▸ **Collected data entries**:
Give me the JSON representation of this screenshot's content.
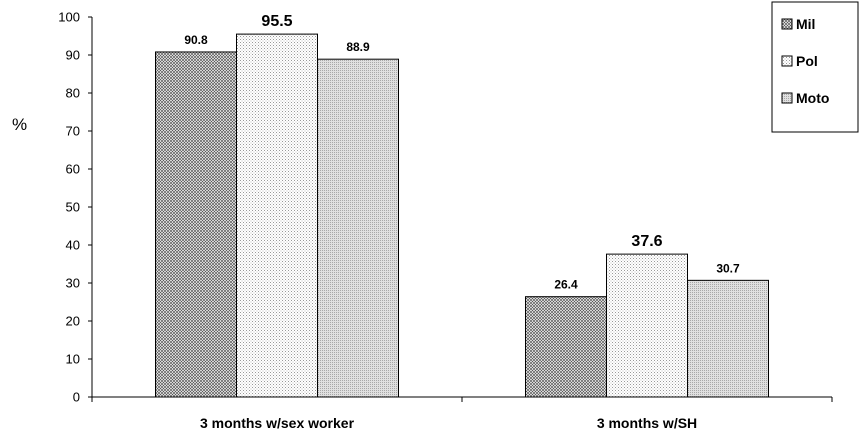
{
  "chart_data": {
    "type": "bar",
    "categories": [
      "3 months w/sex worker",
      "3 months w/SH"
    ],
    "series": [
      {
        "name": "Mil",
        "values": [
          90.8,
          26.4
        ],
        "labels": [
          "90.8",
          "26.4"
        ],
        "pattern": "crosshatch",
        "color": "#b0b0b0"
      },
      {
        "name": "Pol",
        "values": [
          95.5,
          37.6
        ],
        "labels": [
          "95.5",
          "37.6"
        ],
        "pattern": "dots",
        "color": "#e6e6e6"
      },
      {
        "name": "Moto",
        "values": [
          88.9,
          30.7
        ],
        "labels": [
          "88.9",
          "30.7"
        ],
        "pattern": "fine",
        "color": "#cfcfcf"
      }
    ],
    "ylabel": "%",
    "ylim": [
      0,
      100
    ],
    "yticks": [
      "0",
      "10",
      "20",
      "30",
      "40",
      "50",
      "60",
      "70",
      "80",
      "90",
      "100"
    ],
    "grid": false,
    "legend_position": "top-right",
    "emphasized_series": "Pol"
  }
}
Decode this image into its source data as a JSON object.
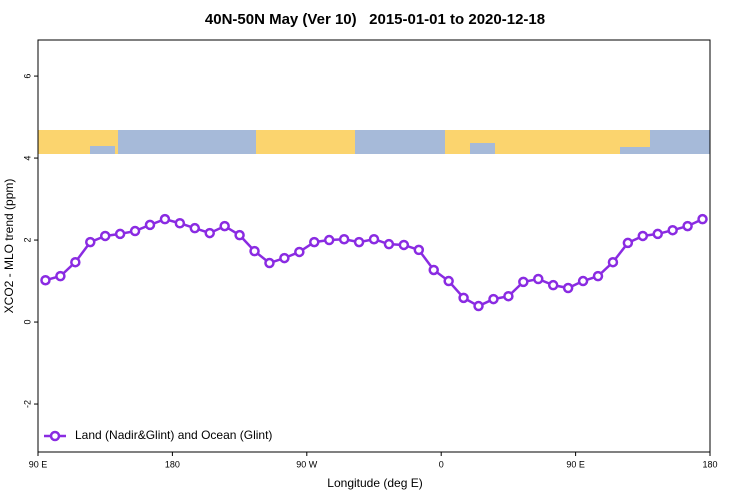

▸ **WHAT THE TASK ASKS**:
Repeat the records above exactly, omitting every picture.

▸ **SOLUTION TO THE EXERCISE**:
Give me the JSON representation of this screenshot's content.
{
  "chart_data": {
    "type": "bar",
    "categories": [
      "3 months w/sex worker",
      "3 months w/SH"
    ],
    "series": [
      {
        "name": "Mil",
        "values": [
          90.8,
          26.4
        ],
        "labels": [
          "90.8",
          "26.4"
        ],
        "pattern": "crosshatch",
        "color": "#b0b0b0"
      },
      {
        "name": "Pol",
        "values": [
          95.5,
          37.6
        ],
        "labels": [
          "95.5",
          "37.6"
        ],
        "pattern": "dots",
        "color": "#e6e6e6"
      },
      {
        "name": "Moto",
        "values": [
          88.9,
          30.7
        ],
        "labels": [
          "88.9",
          "30.7"
        ],
        "pattern": "fine",
        "color": "#cfcfcf"
      }
    ],
    "ylabel": "%",
    "ylim": [
      0,
      100
    ],
    "yticks": [
      "0",
      "10",
      "20",
      "30",
      "40",
      "50",
      "60",
      "70",
      "80",
      "90",
      "100"
    ],
    "grid": false,
    "legend_position": "top-right",
    "emphasized_series": "Pol"
  }
}
Decode this image into its source data as a JSON object.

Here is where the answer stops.